TASK
Copy out every line in the entries below that includes "name".
☆ ☆ ☆ ☆
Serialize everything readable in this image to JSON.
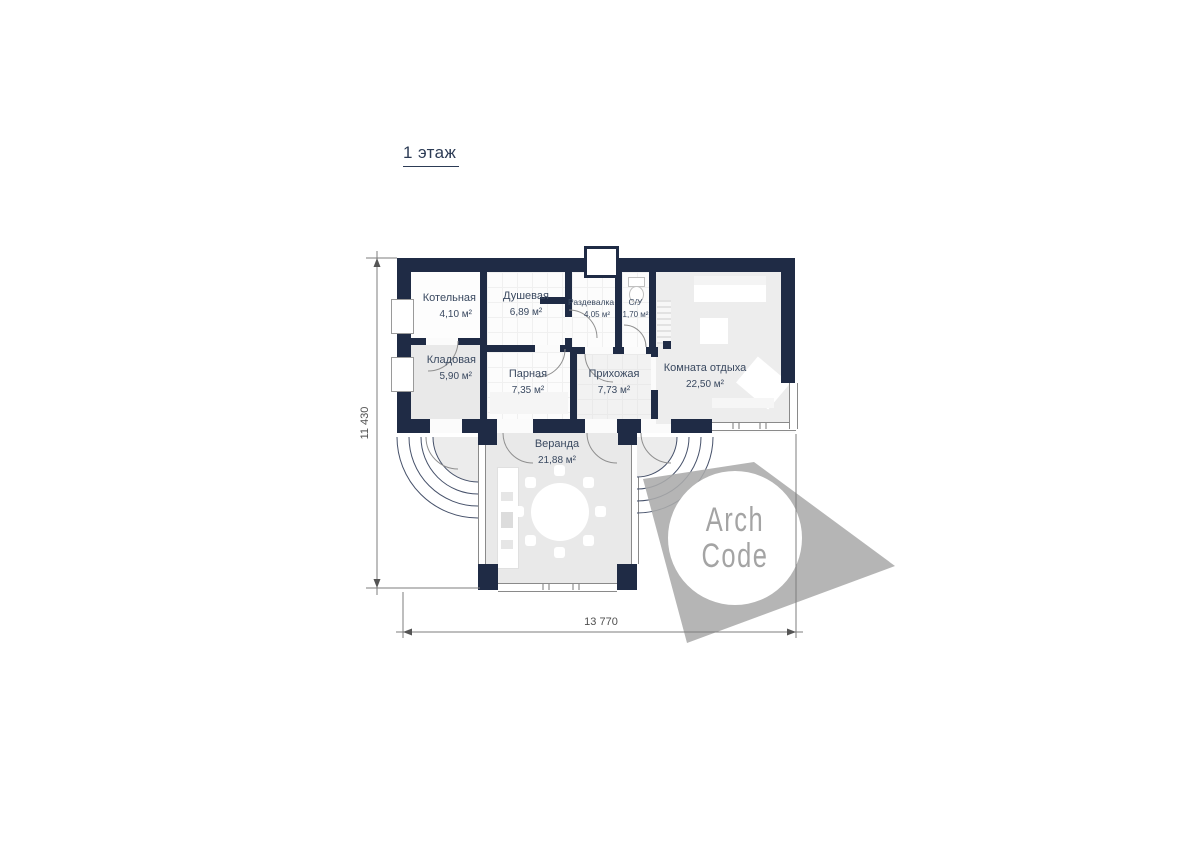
{
  "title": "1 этаж",
  "rooms": [
    {
      "name": "Котельная",
      "area": "4,10 м²"
    },
    {
      "name": "Душевая",
      "area": "6,89 м²"
    },
    {
      "name": "Раздевалка",
      "area": "4,05 м²"
    },
    {
      "name": "С/У",
      "area": "1,70 м²"
    },
    {
      "name": "Кладовая",
      "area": "5,90 м²"
    },
    {
      "name": "Парная",
      "area": "7,35 м²"
    },
    {
      "name": "Прихожая",
      "area": "7,73 м²"
    },
    {
      "name": "Комната отдыха",
      "area": "22,50 м²"
    },
    {
      "name": "Веранда",
      "area": "21,88 м²"
    }
  ],
  "dimensions": {
    "width": "13 770",
    "height": "11 430"
  },
  "logo": {
    "line1": "Arch",
    "line2": "Code"
  },
  "colors": {
    "wall": "#1f2b45",
    "label_text": "#3a4960",
    "dimension_text": "#4f4f4f",
    "logo_gray": "#ababab",
    "accent_dashed": "#f2a472"
  }
}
☆ ☆ ☆ ☆
COMPLETE RESPONSE
      "name": "Котельная",
      "name": "Душевая",
      "name": "Раздевалка",
      "name": "С/У",
      "name": "Кладовая",
      "name": "Парная",
      "name": "Прихожая",
      "name": "Комната отдыха",
      "name": "Веранда",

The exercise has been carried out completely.